- [Directive]
State how many lines of the listing below include the word "title". Give only the number.

- [A run of records]
* * * * * * * * *

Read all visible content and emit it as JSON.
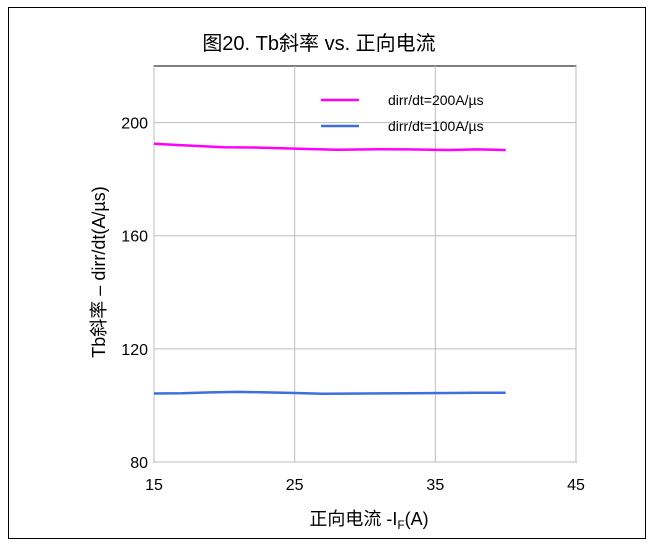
{
  "chart_data": {
    "type": "line",
    "title": "图20. Tb斜率 vs. 正向电流",
    "xlabel_main": "正向电流 -I",
    "xlabel_sub": "F",
    "xlabel_tail": "(A)",
    "ylabel": "Tb斜率 – dirr/dt(A/µs)",
    "xlim": [
      15,
      45
    ],
    "ylim": [
      80,
      220
    ],
    "x_ticks": [
      "15",
      "25",
      "35",
      "45"
    ],
    "y_ticks": [
      "80",
      "120",
      "160",
      "200"
    ],
    "grid": true,
    "legend_position": "top-right",
    "series": [
      {
        "name": "dirr/dt=200A/µs",
        "color": "#ff00ff",
        "x": [
          15,
          17,
          20,
          22,
          25,
          28,
          31,
          33,
          36,
          38,
          40
        ],
        "y": [
          192.5,
          192.0,
          191.3,
          191.2,
          190.8,
          190.4,
          190.6,
          190.5,
          190.3,
          190.5,
          190.3
        ]
      },
      {
        "name": "dirr/dt=100A/µs",
        "color": "#3f6fdc",
        "x": [
          15,
          17,
          19,
          21,
          23,
          25,
          27,
          30,
          33,
          36,
          38,
          40
        ],
        "y": [
          104.2,
          104.3,
          104.6,
          104.8,
          104.6,
          104.4,
          104.1,
          104.2,
          104.3,
          104.4,
          104.5,
          104.5
        ]
      }
    ]
  }
}
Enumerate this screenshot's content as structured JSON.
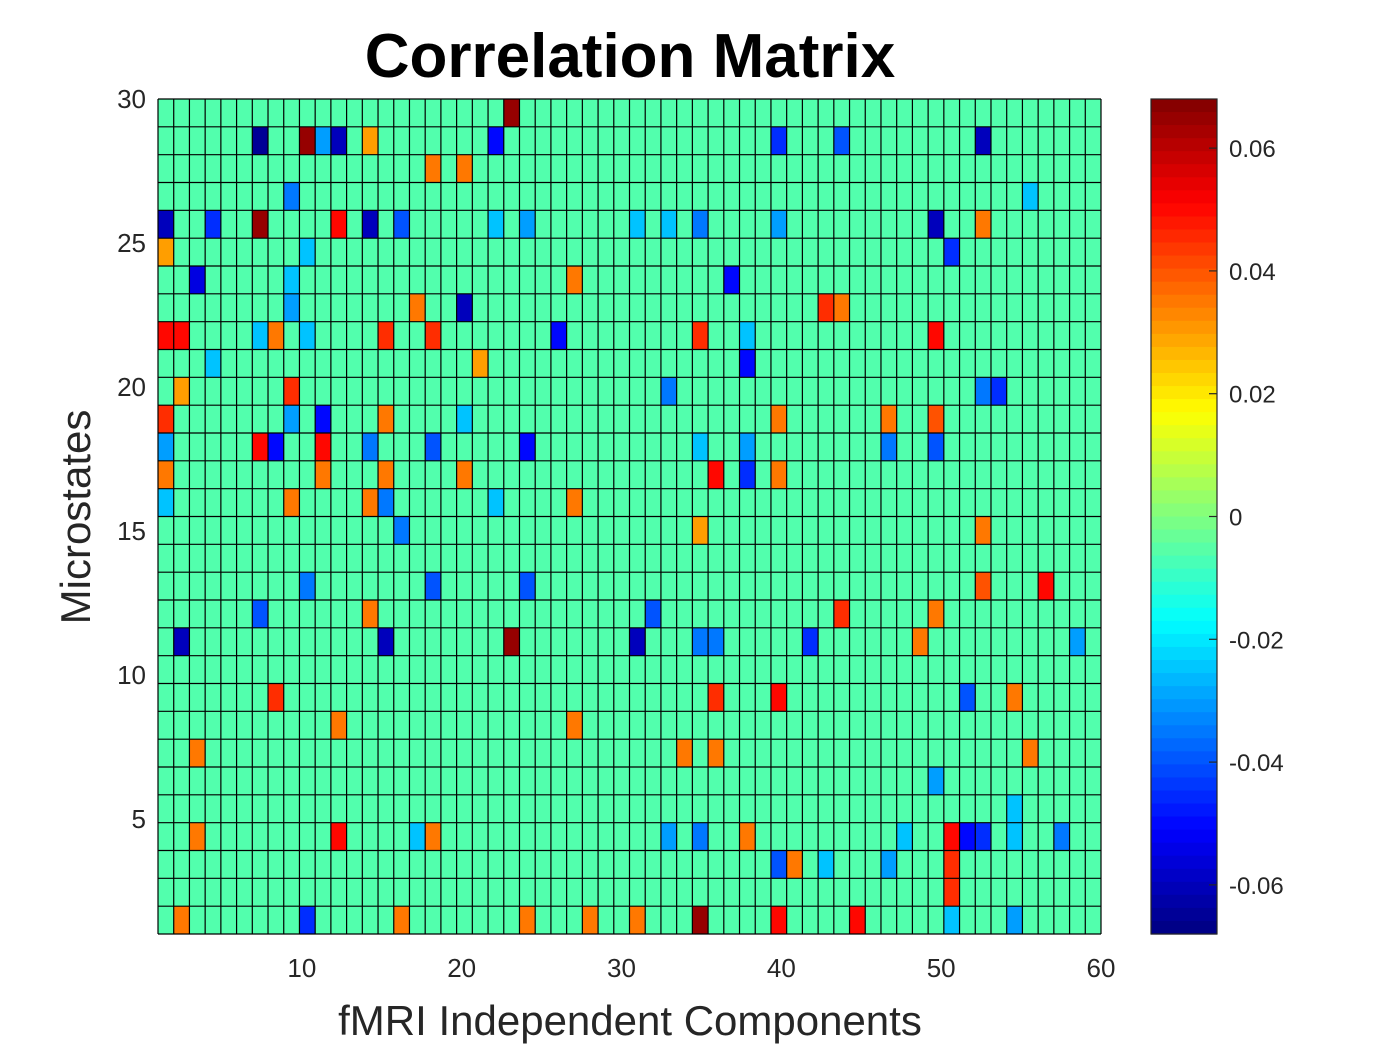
{
  "chart_data": {
    "type": "heatmap",
    "title": "Correlation Matrix",
    "xlabel": "fMRI Independent Components",
    "ylabel": "Microstates",
    "x_range": [
      1,
      60
    ],
    "y_range": [
      1,
      30
    ],
    "x_ticks": [
      10,
      20,
      30,
      40,
      50,
      60
    ],
    "y_ticks": [
      5,
      10,
      15,
      20,
      25,
      30
    ],
    "colormap": "jet",
    "grid": true,
    "colorbar": {
      "range": [
        -0.068,
        0.068
      ],
      "ticks": [
        0.06,
        0.04,
        0.02,
        0,
        -0.02,
        -0.04,
        -0.06
      ],
      "tick_labels": [
        "0.06",
        "0.04",
        "0.02",
        "0",
        "-0.02",
        "-0.04",
        "-0.06"
      ],
      "placement": "right"
    },
    "background_value": -0.006,
    "cells": [
      {
        "x": 23,
        "y": 30,
        "v": 0.065
      },
      {
        "x": 7,
        "y": 29,
        "v": -0.065
      },
      {
        "x": 10,
        "y": 29,
        "v": 0.065
      },
      {
        "x": 11,
        "y": 29,
        "v": -0.03
      },
      {
        "x": 12,
        "y": 29,
        "v": -0.06
      },
      {
        "x": 14,
        "y": 29,
        "v": 0.03
      },
      {
        "x": 22,
        "y": 29,
        "v": -0.05
      },
      {
        "x": 40,
        "y": 29,
        "v": -0.045
      },
      {
        "x": 44,
        "y": 29,
        "v": -0.04
      },
      {
        "x": 53,
        "y": 29,
        "v": -0.06
      },
      {
        "x": 18,
        "y": 28,
        "v": 0.035
      },
      {
        "x": 20,
        "y": 28,
        "v": 0.035
      },
      {
        "x": 9,
        "y": 27,
        "v": -0.035
      },
      {
        "x": 56,
        "y": 27,
        "v": -0.025
      },
      {
        "x": 1,
        "y": 26,
        "v": -0.06
      },
      {
        "x": 4,
        "y": 26,
        "v": -0.045
      },
      {
        "x": 7,
        "y": 26,
        "v": 0.065
      },
      {
        "x": 12,
        "y": 26,
        "v": 0.05
      },
      {
        "x": 14,
        "y": 26,
        "v": -0.06
      },
      {
        "x": 16,
        "y": 26,
        "v": -0.04
      },
      {
        "x": 22,
        "y": 26,
        "v": -0.025
      },
      {
        "x": 24,
        "y": 26,
        "v": -0.03
      },
      {
        "x": 31,
        "y": 26,
        "v": -0.025
      },
      {
        "x": 33,
        "y": 26,
        "v": -0.025
      },
      {
        "x": 35,
        "y": 26,
        "v": -0.035
      },
      {
        "x": 40,
        "y": 26,
        "v": -0.03
      },
      {
        "x": 50,
        "y": 26,
        "v": -0.06
      },
      {
        "x": 53,
        "y": 26,
        "v": 0.035
      },
      {
        "x": 1,
        "y": 25,
        "v": 0.03
      },
      {
        "x": 10,
        "y": 25,
        "v": -0.025
      },
      {
        "x": 51,
        "y": 25,
        "v": -0.045
      },
      {
        "x": 3,
        "y": 24,
        "v": -0.055
      },
      {
        "x": 9,
        "y": 24,
        "v": -0.025
      },
      {
        "x": 27,
        "y": 24,
        "v": 0.035
      },
      {
        "x": 37,
        "y": 24,
        "v": -0.05
      },
      {
        "x": 9,
        "y": 23,
        "v": -0.03
      },
      {
        "x": 17,
        "y": 23,
        "v": 0.035
      },
      {
        "x": 20,
        "y": 23,
        "v": -0.06
      },
      {
        "x": 43,
        "y": 23,
        "v": 0.045
      },
      {
        "x": 44,
        "y": 23,
        "v": 0.035
      },
      {
        "x": 1,
        "y": 22,
        "v": 0.05
      },
      {
        "x": 2,
        "y": 22,
        "v": 0.05
      },
      {
        "x": 7,
        "y": 22,
        "v": -0.025
      },
      {
        "x": 8,
        "y": 22,
        "v": 0.035
      },
      {
        "x": 10,
        "y": 22,
        "v": -0.025
      },
      {
        "x": 15,
        "y": 22,
        "v": 0.045
      },
      {
        "x": 18,
        "y": 22,
        "v": 0.045
      },
      {
        "x": 26,
        "y": 22,
        "v": -0.05
      },
      {
        "x": 35,
        "y": 22,
        "v": 0.045
      },
      {
        "x": 38,
        "y": 22,
        "v": -0.025
      },
      {
        "x": 50,
        "y": 22,
        "v": 0.05
      },
      {
        "x": 4,
        "y": 21,
        "v": -0.025
      },
      {
        "x": 21,
        "y": 21,
        "v": 0.03
      },
      {
        "x": 38,
        "y": 21,
        "v": -0.05
      },
      {
        "x": 2,
        "y": 20,
        "v": 0.03
      },
      {
        "x": 9,
        "y": 20,
        "v": 0.045
      },
      {
        "x": 33,
        "y": 20,
        "v": -0.035
      },
      {
        "x": 53,
        "y": 20,
        "v": -0.035
      },
      {
        "x": 54,
        "y": 20,
        "v": -0.045
      },
      {
        "x": 1,
        "y": 19,
        "v": 0.045
      },
      {
        "x": 9,
        "y": 19,
        "v": -0.03
      },
      {
        "x": 11,
        "y": 19,
        "v": -0.05
      },
      {
        "x": 15,
        "y": 19,
        "v": 0.035
      },
      {
        "x": 20,
        "y": 19,
        "v": -0.025
      },
      {
        "x": 40,
        "y": 19,
        "v": 0.035
      },
      {
        "x": 47,
        "y": 19,
        "v": 0.035
      },
      {
        "x": 50,
        "y": 19,
        "v": 0.04
      },
      {
        "x": 1,
        "y": 18,
        "v": -0.03
      },
      {
        "x": 7,
        "y": 18,
        "v": 0.05
      },
      {
        "x": 8,
        "y": 18,
        "v": -0.05
      },
      {
        "x": 11,
        "y": 18,
        "v": 0.05
      },
      {
        "x": 14,
        "y": 18,
        "v": -0.035
      },
      {
        "x": 18,
        "y": 18,
        "v": -0.04
      },
      {
        "x": 24,
        "y": 18,
        "v": -0.05
      },
      {
        "x": 35,
        "y": 18,
        "v": -0.025
      },
      {
        "x": 38,
        "y": 18,
        "v": -0.03
      },
      {
        "x": 47,
        "y": 18,
        "v": -0.035
      },
      {
        "x": 50,
        "y": 18,
        "v": -0.04
      },
      {
        "x": 1,
        "y": 17,
        "v": 0.035
      },
      {
        "x": 11,
        "y": 17,
        "v": 0.035
      },
      {
        "x": 15,
        "y": 17,
        "v": 0.035
      },
      {
        "x": 20,
        "y": 17,
        "v": 0.035
      },
      {
        "x": 36,
        "y": 17,
        "v": 0.05
      },
      {
        "x": 38,
        "y": 17,
        "v": -0.045
      },
      {
        "x": 40,
        "y": 17,
        "v": 0.035
      },
      {
        "x": 1,
        "y": 16,
        "v": -0.025
      },
      {
        "x": 9,
        "y": 16,
        "v": 0.035
      },
      {
        "x": 14,
        "y": 16,
        "v": 0.035
      },
      {
        "x": 15,
        "y": 16,
        "v": -0.035
      },
      {
        "x": 22,
        "y": 16,
        "v": -0.025
      },
      {
        "x": 27,
        "y": 16,
        "v": 0.035
      },
      {
        "x": 16,
        "y": 15,
        "v": -0.035
      },
      {
        "x": 35,
        "y": 15,
        "v": 0.03
      },
      {
        "x": 53,
        "y": 15,
        "v": 0.035
      },
      {
        "x": 10,
        "y": 13,
        "v": -0.035
      },
      {
        "x": 18,
        "y": 13,
        "v": -0.04
      },
      {
        "x": 24,
        "y": 13,
        "v": -0.04
      },
      {
        "x": 53,
        "y": 13,
        "v": 0.04
      },
      {
        "x": 57,
        "y": 13,
        "v": 0.05
      },
      {
        "x": 7,
        "y": 12,
        "v": -0.04
      },
      {
        "x": 14,
        "y": 12,
        "v": 0.035
      },
      {
        "x": 32,
        "y": 12,
        "v": -0.04
      },
      {
        "x": 44,
        "y": 12,
        "v": 0.045
      },
      {
        "x": 50,
        "y": 12,
        "v": 0.035
      },
      {
        "x": 2,
        "y": 11,
        "v": -0.06
      },
      {
        "x": 15,
        "y": 11,
        "v": -0.06
      },
      {
        "x": 23,
        "y": 11,
        "v": 0.065
      },
      {
        "x": 31,
        "y": 11,
        "v": -0.06
      },
      {
        "x": 35,
        "y": 11,
        "v": -0.035
      },
      {
        "x": 36,
        "y": 11,
        "v": -0.035
      },
      {
        "x": 42,
        "y": 11,
        "v": -0.045
      },
      {
        "x": 49,
        "y": 11,
        "v": 0.035
      },
      {
        "x": 59,
        "y": 11,
        "v": -0.03
      },
      {
        "x": 8,
        "y": 9,
        "v": 0.045
      },
      {
        "x": 36,
        "y": 9,
        "v": 0.045
      },
      {
        "x": 40,
        "y": 9,
        "v": 0.05
      },
      {
        "x": 52,
        "y": 9,
        "v": -0.04
      },
      {
        "x": 55,
        "y": 9,
        "v": 0.035
      },
      {
        "x": 12,
        "y": 8,
        "v": 0.035
      },
      {
        "x": 27,
        "y": 8,
        "v": 0.035
      },
      {
        "x": 3,
        "y": 7,
        "v": 0.035
      },
      {
        "x": 34,
        "y": 7,
        "v": 0.035
      },
      {
        "x": 36,
        "y": 7,
        "v": 0.035
      },
      {
        "x": 56,
        "y": 7,
        "v": 0.035
      },
      {
        "x": 50,
        "y": 6,
        "v": -0.03
      },
      {
        "x": 55,
        "y": 5,
        "v": -0.025
      },
      {
        "x": 3,
        "y": 4,
        "v": 0.035
      },
      {
        "x": 12,
        "y": 4,
        "v": 0.05
      },
      {
        "x": 17,
        "y": 4,
        "v": -0.025
      },
      {
        "x": 18,
        "y": 4,
        "v": 0.035
      },
      {
        "x": 33,
        "y": 4,
        "v": -0.03
      },
      {
        "x": 35,
        "y": 4,
        "v": -0.035
      },
      {
        "x": 38,
        "y": 4,
        "v": 0.035
      },
      {
        "x": 48,
        "y": 4,
        "v": -0.025
      },
      {
        "x": 51,
        "y": 4,
        "v": 0.05
      },
      {
        "x": 52,
        "y": 4,
        "v": -0.05
      },
      {
        "x": 53,
        "y": 4,
        "v": -0.045
      },
      {
        "x": 55,
        "y": 4,
        "v": -0.025
      },
      {
        "x": 58,
        "y": 4,
        "v": -0.035
      },
      {
        "x": 40,
        "y": 3,
        "v": -0.04
      },
      {
        "x": 41,
        "y": 3,
        "v": 0.035
      },
      {
        "x": 43,
        "y": 3,
        "v": -0.025
      },
      {
        "x": 47,
        "y": 3,
        "v": -0.03
      },
      {
        "x": 51,
        "y": 3,
        "v": 0.045
      },
      {
        "x": 51,
        "y": 2,
        "v": 0.045
      },
      {
        "x": 2,
        "y": 1,
        "v": 0.035
      },
      {
        "x": 10,
        "y": 1,
        "v": -0.045
      },
      {
        "x": 16,
        "y": 1,
        "v": 0.035
      },
      {
        "x": 24,
        "y": 1,
        "v": 0.035
      },
      {
        "x": 28,
        "y": 1,
        "v": 0.035
      },
      {
        "x": 31,
        "y": 1,
        "v": 0.035
      },
      {
        "x": 35,
        "y": 1,
        "v": 0.065
      },
      {
        "x": 40,
        "y": 1,
        "v": 0.05
      },
      {
        "x": 45,
        "y": 1,
        "v": 0.05
      },
      {
        "x": 51,
        "y": 1,
        "v": -0.025
      },
      {
        "x": 55,
        "y": 1,
        "v": -0.03
      }
    ]
  }
}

* * * * * * * * *

- [The solution]
2